=== TASK GOAL ===
From the entries below, copy out every line with "colors" in it.
======== DATA FOR THIS EXERCISE
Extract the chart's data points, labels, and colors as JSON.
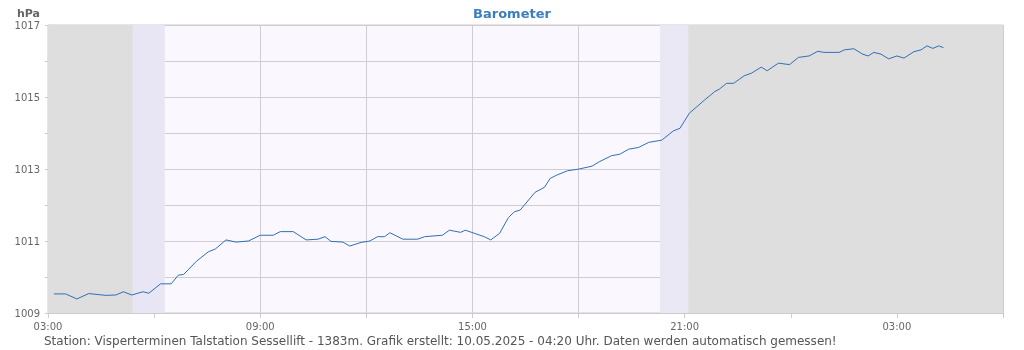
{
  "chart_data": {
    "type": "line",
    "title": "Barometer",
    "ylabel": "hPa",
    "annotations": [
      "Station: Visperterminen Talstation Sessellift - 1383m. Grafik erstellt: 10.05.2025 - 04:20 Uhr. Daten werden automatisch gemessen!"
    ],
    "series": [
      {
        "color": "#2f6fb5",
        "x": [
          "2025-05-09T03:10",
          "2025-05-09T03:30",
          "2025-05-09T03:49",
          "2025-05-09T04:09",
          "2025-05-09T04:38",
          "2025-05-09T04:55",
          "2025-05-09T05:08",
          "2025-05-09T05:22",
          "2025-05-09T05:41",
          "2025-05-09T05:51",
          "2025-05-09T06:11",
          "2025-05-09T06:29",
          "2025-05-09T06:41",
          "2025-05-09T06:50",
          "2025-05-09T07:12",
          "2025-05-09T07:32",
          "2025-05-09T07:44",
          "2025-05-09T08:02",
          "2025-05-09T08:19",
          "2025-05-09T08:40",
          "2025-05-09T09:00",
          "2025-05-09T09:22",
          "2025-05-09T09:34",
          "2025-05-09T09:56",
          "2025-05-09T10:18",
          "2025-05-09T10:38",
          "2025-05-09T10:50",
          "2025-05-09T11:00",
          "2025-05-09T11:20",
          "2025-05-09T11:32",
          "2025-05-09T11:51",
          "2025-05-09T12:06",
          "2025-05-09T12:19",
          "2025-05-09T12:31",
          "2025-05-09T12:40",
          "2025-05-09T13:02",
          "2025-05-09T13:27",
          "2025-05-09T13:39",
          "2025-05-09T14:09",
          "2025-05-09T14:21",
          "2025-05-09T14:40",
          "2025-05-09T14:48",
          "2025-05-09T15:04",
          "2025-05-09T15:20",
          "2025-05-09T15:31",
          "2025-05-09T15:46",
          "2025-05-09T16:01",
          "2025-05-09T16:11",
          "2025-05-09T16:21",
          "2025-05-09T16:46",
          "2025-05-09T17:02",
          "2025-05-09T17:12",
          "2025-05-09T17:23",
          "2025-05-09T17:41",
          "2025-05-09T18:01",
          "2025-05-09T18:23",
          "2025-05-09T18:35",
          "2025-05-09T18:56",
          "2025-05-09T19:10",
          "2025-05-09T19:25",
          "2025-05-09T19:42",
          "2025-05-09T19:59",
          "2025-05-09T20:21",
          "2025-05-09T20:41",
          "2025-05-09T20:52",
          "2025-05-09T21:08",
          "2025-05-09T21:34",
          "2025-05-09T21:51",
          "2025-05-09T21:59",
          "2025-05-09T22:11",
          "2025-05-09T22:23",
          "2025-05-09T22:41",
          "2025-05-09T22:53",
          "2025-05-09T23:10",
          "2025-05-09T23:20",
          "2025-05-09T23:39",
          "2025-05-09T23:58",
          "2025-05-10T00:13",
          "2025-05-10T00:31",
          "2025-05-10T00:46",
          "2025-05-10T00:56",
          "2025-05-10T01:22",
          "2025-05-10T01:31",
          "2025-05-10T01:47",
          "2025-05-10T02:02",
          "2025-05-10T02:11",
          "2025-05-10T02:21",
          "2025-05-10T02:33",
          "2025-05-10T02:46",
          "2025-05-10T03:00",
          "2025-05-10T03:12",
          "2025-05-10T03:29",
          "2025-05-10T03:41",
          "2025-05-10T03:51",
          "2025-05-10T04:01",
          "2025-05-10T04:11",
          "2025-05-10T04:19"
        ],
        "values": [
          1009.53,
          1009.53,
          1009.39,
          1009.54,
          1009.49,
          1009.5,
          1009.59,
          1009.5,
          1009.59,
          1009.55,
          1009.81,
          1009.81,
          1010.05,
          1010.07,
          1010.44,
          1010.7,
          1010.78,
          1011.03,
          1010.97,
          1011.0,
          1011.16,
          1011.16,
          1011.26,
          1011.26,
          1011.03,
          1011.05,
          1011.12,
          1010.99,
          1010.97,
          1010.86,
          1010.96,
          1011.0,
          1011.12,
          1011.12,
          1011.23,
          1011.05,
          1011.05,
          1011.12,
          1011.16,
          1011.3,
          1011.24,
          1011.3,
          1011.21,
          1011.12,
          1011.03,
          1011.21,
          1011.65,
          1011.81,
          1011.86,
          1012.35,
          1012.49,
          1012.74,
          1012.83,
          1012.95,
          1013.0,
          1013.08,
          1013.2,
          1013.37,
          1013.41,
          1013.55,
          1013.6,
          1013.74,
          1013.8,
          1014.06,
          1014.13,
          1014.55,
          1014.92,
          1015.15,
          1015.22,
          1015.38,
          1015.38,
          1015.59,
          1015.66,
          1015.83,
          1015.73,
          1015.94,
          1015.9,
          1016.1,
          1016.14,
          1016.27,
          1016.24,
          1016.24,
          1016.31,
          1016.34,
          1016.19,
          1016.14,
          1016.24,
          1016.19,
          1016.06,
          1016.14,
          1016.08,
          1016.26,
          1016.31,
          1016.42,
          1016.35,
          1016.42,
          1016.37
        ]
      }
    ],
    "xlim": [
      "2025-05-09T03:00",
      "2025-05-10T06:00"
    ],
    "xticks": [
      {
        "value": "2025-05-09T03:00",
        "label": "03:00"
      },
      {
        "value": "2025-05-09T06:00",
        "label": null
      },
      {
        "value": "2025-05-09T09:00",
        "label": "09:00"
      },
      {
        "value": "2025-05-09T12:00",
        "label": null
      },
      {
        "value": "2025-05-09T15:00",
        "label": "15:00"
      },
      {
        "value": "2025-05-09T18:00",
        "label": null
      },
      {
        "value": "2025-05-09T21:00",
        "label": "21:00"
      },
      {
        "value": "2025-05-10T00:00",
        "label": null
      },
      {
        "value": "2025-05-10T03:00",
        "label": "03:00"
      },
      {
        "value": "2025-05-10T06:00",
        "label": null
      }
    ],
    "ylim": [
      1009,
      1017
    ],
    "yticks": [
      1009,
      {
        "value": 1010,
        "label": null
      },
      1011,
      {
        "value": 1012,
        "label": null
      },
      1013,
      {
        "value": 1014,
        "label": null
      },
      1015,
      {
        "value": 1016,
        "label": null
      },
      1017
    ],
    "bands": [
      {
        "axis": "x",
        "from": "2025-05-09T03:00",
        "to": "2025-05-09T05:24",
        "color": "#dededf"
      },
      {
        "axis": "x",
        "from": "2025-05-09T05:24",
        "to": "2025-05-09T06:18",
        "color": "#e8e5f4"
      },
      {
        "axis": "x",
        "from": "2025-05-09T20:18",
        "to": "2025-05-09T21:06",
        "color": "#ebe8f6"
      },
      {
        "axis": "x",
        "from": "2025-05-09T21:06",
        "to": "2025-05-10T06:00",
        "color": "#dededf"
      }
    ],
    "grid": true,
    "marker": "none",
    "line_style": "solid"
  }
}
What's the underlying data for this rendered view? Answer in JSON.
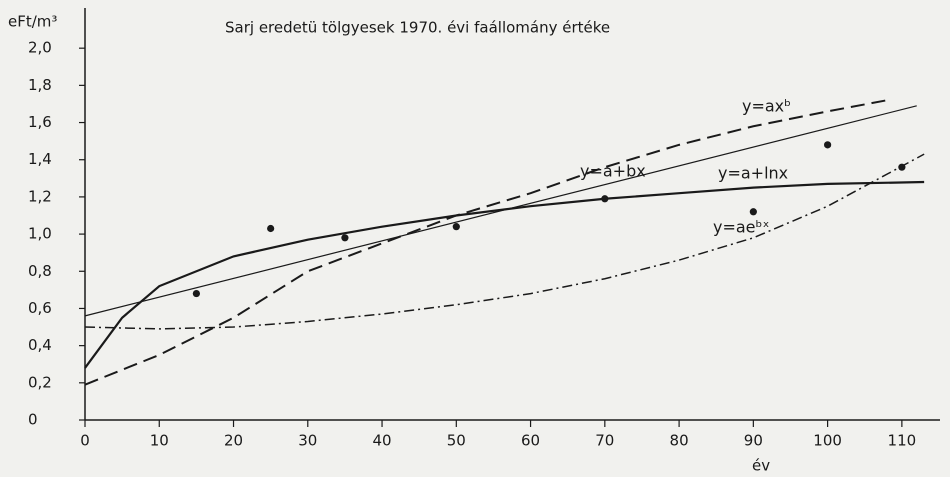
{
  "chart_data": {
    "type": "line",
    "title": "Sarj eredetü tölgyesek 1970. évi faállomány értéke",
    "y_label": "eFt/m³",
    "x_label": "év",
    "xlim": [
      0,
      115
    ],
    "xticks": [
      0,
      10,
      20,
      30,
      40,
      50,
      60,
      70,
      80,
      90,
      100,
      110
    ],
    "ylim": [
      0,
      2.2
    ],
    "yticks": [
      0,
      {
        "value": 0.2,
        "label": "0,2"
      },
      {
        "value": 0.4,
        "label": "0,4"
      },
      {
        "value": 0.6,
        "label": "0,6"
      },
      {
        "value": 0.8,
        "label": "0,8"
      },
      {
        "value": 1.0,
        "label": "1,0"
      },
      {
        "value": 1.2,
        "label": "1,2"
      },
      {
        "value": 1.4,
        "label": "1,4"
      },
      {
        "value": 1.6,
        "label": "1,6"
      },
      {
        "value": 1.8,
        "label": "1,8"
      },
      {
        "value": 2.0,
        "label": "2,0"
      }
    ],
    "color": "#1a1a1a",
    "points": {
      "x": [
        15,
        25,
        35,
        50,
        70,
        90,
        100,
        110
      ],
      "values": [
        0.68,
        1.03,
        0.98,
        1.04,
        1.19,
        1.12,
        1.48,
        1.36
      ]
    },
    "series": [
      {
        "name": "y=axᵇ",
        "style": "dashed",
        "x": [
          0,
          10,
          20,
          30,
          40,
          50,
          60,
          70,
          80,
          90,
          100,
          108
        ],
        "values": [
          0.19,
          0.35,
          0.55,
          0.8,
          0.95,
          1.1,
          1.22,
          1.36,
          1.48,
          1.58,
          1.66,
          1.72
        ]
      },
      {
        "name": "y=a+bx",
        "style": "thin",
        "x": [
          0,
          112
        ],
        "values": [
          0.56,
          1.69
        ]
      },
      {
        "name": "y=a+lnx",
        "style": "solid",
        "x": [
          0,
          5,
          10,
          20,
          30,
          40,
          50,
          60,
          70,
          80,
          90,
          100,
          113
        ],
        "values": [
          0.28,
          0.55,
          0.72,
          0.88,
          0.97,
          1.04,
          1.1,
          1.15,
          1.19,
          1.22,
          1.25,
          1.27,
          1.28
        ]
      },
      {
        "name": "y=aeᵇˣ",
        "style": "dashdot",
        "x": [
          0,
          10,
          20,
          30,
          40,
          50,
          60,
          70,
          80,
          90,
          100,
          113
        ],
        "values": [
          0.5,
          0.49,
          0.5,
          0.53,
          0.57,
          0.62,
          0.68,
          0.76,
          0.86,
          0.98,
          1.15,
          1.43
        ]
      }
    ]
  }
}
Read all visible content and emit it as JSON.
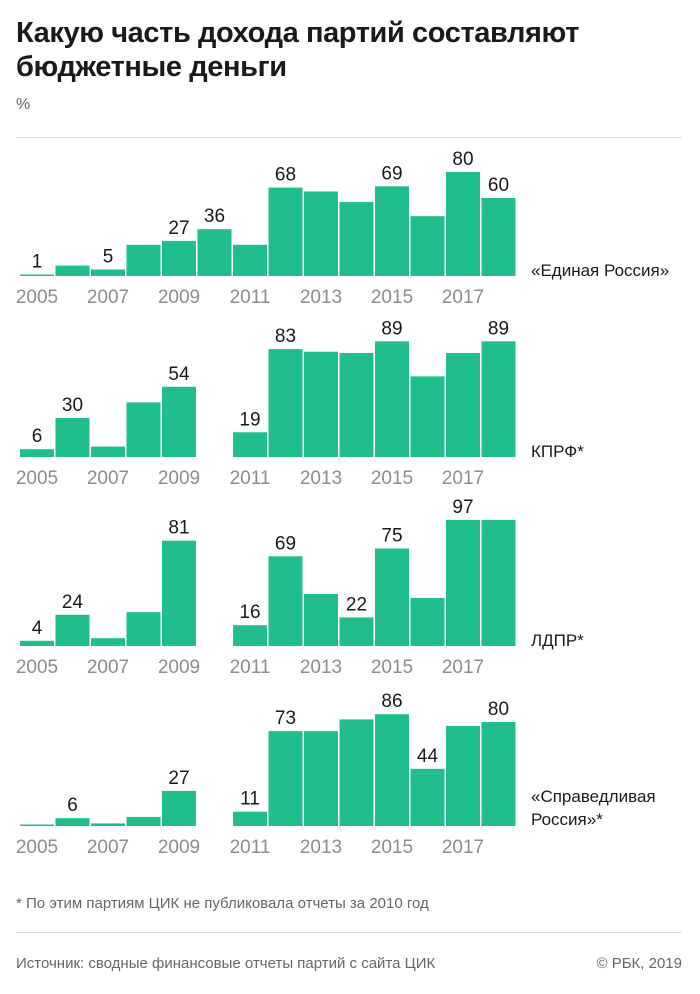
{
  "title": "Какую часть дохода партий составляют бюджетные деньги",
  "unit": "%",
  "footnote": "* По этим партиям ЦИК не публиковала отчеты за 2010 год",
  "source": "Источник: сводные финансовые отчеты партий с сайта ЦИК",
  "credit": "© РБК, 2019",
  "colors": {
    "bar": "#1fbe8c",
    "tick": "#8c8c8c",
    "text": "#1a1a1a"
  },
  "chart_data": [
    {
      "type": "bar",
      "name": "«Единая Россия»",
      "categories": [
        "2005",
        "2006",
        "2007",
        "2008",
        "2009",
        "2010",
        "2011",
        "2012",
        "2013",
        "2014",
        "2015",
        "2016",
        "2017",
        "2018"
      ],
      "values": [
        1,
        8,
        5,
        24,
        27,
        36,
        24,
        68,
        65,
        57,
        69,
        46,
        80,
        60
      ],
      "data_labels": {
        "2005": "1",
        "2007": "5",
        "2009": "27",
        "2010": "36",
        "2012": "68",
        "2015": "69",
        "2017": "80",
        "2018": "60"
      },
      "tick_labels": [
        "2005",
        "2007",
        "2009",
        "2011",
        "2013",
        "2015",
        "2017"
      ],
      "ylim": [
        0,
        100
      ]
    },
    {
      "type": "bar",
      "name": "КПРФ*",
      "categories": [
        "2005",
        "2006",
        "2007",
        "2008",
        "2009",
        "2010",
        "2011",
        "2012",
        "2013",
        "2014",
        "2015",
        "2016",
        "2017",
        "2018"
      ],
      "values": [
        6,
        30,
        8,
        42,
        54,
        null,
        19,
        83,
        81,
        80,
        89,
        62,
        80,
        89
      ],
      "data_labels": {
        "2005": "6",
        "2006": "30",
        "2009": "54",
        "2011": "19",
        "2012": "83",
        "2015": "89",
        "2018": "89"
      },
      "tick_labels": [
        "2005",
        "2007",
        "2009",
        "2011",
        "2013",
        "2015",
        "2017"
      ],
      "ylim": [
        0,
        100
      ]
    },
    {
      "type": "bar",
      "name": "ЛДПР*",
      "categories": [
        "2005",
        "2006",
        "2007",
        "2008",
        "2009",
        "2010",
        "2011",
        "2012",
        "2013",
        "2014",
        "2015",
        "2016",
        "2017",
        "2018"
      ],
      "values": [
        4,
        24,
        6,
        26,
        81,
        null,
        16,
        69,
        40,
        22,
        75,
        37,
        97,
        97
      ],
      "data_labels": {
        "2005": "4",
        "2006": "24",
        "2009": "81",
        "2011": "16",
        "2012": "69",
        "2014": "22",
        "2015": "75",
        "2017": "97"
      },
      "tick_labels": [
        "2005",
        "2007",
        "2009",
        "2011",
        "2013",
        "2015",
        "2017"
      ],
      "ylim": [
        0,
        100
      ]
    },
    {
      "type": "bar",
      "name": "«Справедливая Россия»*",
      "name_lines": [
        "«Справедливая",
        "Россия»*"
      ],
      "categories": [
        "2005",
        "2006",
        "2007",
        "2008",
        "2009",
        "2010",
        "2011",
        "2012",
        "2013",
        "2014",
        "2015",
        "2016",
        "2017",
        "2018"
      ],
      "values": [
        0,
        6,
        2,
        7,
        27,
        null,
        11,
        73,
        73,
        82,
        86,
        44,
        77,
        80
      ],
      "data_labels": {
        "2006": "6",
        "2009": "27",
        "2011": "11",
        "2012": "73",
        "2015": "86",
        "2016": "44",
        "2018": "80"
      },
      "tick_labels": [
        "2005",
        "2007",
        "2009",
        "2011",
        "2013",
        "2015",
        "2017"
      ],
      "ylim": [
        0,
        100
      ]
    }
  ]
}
================
=== TASK RESULT ===
Extract the chart's data points, labels, and colors as JSON.
  "colors": {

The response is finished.